Poor Boy by Jaime Samms
Dec. 23rd, 2008 01:05 am
Who is the poor boy of the title? Reading the blurb you can expect that rich boy Roy is the lucky one, and hustler Scooby is the poor, but in this tale what you expect is not all what you get. Roy is the classical spoiled brat of a too wealthy family. His mother is a drunk who killed a family while driving; the money of the husband saved her from prison, but not from her problems, and now she is an empty shell. His father is only preoccupied to avoid for his son to be on the first pages of z-rated magazines, and not to avoid for his son to have reasons to be on that pages. His brother was killed one night while trying for the endless time to convince him to come back home instead of going away with his addict boyfriend... Apparently there are no hopes for Roy to redeem, and actually no reasons. When his father finally kicks him out, obviously his boyfriend does the same and Roy is on the street, like the two kids of the family his mother killed were so many years ago.
For Roy is like a falling to hell, in a world he has never been, neither in his worst period. A world were you can be killed on a street, but also where only the poorest help the poor. And so it's only Scooby, a young hustler, who offers an hand and a shelter to Roy. But Scooby for Roy is not a stranger, in him Roy sees the boy his mother orphaned and his father didn't help, and so, even if he is not even capable to care for himself, Roy decides to take care of Scooby. Scooby is an hustler, but it's not like what Roy did with his friends and for his friends is so much different.

### Supplied material

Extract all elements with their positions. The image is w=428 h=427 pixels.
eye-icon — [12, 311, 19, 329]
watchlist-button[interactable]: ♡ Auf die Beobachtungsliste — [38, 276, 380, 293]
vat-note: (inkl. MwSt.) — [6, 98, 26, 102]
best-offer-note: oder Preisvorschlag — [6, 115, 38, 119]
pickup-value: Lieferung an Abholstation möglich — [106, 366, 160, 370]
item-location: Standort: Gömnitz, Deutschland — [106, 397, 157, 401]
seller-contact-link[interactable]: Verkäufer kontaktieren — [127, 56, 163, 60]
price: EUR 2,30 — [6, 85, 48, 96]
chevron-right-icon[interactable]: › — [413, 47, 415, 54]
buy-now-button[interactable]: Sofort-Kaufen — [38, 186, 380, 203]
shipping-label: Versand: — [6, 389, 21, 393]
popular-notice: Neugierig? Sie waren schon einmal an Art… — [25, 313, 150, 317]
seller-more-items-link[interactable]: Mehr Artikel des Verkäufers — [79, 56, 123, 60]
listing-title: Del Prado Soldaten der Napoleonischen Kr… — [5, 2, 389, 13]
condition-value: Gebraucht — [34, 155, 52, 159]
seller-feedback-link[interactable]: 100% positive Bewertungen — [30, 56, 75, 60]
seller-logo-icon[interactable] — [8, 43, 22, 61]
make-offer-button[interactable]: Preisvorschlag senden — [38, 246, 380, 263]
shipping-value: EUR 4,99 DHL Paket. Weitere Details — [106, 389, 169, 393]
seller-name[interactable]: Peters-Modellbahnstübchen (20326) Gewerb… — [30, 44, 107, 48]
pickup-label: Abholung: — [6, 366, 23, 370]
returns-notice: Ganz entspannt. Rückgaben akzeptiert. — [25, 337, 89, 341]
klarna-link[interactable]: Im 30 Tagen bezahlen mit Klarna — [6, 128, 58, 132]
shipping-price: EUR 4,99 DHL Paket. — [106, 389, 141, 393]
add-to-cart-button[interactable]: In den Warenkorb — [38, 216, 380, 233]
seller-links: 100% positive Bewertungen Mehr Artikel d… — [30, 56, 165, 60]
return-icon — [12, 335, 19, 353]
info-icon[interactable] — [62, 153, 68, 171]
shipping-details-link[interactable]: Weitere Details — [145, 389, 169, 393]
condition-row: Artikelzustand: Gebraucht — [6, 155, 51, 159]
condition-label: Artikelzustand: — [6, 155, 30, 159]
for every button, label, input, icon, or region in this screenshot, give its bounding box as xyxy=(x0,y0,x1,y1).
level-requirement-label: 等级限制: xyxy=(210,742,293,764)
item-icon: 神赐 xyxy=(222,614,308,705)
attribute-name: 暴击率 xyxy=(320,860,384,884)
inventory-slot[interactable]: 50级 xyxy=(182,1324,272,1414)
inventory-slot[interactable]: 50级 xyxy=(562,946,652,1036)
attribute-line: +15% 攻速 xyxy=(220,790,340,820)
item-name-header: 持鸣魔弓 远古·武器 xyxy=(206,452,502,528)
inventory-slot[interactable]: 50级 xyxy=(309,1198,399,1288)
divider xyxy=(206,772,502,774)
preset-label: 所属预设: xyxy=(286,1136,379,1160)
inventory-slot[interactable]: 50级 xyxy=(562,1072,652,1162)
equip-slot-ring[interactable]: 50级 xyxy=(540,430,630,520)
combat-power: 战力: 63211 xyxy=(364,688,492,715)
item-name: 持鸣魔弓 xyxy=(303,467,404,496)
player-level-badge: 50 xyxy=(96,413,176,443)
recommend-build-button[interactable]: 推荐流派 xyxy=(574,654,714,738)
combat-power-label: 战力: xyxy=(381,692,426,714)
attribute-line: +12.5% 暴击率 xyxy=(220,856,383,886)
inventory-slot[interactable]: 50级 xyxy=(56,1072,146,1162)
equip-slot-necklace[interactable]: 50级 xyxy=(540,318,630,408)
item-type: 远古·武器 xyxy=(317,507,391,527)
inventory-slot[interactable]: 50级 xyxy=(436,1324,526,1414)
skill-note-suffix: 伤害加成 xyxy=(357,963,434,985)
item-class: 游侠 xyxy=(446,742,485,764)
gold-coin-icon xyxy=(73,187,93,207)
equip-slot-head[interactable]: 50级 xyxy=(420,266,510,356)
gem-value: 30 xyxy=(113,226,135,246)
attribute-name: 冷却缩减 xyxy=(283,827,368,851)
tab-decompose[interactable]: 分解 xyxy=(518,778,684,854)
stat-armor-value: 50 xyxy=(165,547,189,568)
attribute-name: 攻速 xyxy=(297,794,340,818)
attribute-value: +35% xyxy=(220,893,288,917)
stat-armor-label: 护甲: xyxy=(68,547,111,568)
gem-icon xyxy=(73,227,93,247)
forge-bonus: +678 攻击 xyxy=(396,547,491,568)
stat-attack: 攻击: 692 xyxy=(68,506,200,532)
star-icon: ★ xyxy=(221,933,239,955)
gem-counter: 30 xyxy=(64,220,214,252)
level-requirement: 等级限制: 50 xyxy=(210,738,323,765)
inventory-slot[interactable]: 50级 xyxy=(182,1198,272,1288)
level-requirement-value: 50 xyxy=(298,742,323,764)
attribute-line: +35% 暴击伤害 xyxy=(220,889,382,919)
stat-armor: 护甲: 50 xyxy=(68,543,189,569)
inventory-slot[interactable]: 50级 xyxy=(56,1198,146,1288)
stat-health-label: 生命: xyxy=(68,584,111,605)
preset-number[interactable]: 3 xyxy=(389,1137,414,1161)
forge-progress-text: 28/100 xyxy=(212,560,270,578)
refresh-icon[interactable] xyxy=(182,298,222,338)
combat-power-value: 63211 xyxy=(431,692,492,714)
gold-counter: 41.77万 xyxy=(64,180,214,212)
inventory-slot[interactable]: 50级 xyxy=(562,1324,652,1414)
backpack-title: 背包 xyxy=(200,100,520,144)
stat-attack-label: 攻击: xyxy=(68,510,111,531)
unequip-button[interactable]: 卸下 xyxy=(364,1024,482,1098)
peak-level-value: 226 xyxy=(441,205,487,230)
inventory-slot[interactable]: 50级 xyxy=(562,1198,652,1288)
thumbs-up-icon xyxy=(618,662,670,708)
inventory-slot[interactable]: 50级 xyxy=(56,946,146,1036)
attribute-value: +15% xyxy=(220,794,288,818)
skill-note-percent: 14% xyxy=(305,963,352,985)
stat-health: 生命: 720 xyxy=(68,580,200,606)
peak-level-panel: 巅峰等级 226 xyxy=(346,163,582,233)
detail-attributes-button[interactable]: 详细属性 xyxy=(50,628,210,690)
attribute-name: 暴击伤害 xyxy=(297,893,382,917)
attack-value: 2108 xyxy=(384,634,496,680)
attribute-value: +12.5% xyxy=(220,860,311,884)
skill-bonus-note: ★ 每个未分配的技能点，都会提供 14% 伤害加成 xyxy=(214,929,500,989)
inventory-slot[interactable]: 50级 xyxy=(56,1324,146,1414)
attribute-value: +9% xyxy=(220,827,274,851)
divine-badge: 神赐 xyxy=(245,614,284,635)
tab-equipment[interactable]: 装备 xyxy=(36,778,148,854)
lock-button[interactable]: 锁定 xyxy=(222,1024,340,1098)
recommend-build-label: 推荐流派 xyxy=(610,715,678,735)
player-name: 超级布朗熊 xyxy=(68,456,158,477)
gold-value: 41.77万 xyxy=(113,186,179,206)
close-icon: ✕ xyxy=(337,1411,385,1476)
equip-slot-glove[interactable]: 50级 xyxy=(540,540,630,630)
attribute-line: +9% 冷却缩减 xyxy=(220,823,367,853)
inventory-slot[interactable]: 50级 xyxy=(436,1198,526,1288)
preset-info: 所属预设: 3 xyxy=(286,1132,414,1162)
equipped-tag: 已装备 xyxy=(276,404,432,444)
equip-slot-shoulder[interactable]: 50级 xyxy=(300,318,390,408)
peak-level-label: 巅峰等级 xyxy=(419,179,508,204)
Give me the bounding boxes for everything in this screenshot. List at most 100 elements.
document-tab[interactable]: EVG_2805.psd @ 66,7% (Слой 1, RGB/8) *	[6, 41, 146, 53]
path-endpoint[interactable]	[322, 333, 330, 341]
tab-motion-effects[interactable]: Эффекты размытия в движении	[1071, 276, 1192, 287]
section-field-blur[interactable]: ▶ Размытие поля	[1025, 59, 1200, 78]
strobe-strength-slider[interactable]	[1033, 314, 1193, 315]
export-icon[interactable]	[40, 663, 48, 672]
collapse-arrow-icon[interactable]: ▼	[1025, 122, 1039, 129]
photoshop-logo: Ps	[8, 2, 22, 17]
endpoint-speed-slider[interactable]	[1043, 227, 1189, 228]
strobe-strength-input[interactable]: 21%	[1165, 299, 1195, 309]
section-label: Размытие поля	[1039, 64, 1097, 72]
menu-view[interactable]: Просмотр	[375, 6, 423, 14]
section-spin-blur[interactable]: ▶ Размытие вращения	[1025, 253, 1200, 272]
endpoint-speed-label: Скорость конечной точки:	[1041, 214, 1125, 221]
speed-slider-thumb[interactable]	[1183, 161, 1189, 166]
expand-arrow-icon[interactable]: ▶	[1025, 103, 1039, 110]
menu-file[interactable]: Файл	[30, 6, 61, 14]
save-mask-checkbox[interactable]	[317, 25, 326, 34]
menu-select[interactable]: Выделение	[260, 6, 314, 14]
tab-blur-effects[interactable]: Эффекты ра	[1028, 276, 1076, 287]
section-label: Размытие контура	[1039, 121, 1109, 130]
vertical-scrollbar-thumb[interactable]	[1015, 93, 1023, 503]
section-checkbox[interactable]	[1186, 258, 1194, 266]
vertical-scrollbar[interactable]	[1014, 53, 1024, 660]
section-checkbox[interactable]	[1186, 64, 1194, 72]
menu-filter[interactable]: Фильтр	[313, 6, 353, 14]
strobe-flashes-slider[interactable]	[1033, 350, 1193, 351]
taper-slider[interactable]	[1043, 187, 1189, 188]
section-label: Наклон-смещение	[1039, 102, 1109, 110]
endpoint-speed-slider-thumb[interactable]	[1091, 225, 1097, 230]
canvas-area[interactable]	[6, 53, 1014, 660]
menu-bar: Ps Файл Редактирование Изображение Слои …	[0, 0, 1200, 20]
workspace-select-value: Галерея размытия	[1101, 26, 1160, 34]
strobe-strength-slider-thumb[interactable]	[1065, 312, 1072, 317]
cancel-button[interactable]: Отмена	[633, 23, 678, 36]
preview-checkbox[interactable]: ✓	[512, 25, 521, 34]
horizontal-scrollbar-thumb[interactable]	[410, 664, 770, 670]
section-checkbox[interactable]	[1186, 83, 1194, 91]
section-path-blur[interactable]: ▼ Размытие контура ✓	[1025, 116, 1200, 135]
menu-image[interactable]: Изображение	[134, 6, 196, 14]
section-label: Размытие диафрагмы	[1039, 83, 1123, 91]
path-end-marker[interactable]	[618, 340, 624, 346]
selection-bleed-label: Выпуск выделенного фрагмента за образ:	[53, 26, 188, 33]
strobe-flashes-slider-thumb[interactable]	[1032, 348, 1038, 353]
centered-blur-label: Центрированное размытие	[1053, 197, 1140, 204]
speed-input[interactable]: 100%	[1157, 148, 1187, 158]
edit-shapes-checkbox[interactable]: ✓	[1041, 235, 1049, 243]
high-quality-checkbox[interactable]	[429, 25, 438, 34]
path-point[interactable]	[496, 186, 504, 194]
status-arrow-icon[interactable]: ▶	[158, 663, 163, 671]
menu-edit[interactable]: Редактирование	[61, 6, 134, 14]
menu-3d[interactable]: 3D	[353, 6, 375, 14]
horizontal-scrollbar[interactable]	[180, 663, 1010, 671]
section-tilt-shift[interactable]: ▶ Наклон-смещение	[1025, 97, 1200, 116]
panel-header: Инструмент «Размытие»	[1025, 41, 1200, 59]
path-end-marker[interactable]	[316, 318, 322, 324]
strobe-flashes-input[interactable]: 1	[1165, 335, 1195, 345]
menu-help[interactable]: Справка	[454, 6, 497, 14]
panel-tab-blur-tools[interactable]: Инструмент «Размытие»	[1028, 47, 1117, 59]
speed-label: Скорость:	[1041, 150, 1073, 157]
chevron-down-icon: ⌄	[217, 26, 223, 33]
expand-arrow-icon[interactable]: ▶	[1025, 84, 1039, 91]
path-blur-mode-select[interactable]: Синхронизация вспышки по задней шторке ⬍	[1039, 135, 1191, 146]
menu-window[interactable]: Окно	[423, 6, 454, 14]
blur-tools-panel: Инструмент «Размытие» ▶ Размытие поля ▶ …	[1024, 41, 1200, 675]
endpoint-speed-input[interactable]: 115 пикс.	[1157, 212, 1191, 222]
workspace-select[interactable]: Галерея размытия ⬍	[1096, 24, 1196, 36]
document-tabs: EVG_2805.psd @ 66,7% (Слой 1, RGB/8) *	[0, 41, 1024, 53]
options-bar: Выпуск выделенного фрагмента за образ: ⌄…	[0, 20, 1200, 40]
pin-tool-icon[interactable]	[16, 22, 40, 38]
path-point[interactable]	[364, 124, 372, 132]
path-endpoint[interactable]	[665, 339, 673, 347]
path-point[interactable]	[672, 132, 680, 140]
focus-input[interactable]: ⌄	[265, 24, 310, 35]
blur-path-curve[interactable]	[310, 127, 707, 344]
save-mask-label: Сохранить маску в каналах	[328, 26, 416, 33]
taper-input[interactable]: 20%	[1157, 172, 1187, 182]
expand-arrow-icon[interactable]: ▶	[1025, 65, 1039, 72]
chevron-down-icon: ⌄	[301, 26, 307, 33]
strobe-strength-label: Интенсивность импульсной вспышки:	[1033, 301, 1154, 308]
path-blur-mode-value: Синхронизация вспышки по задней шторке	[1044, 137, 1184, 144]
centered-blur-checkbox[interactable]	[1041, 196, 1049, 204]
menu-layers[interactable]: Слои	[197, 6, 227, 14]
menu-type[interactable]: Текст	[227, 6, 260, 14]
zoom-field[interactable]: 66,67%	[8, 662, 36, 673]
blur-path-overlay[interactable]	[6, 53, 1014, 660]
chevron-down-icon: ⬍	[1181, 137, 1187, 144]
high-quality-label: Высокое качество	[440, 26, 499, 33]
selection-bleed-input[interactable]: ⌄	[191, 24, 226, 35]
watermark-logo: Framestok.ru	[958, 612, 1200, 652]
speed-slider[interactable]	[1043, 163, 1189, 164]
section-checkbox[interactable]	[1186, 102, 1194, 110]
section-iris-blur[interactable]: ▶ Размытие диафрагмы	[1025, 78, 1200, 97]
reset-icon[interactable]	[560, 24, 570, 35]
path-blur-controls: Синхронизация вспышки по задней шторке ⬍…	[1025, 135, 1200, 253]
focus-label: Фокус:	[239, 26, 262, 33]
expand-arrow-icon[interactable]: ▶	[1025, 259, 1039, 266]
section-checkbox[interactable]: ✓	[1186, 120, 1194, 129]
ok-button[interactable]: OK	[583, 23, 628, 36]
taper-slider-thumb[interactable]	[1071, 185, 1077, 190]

### Job A
In the review of Poor Boy, who offers Roy a hand and a shelter after he ends up on the street?
### Job B
Reproduce the part of the review of Poor Boy that opens with the words containing "For Roy is like" and closes with "so much different.".

### Complete response A
Scooby, a young hustler, offers Roy a hand and a shelter.

### Complete response B
For Roy is like a falling to hell, in a world he has never been, neither in his worst period. A world were you can be killed on a street, but also where only the poorest help the poor. And so it's only Scooby, a young hustler, who offers an hand and a shelter to Roy. But Scooby for Roy is not a stranger, in him Roy sees the boy his mother orphaned and his father didn't help, and so, even if he is not even capable to care for himself, Roy decides to take care of Scooby. Scooby is an hustler, but it's not like what Roy did with his friends and for his friends is so much different.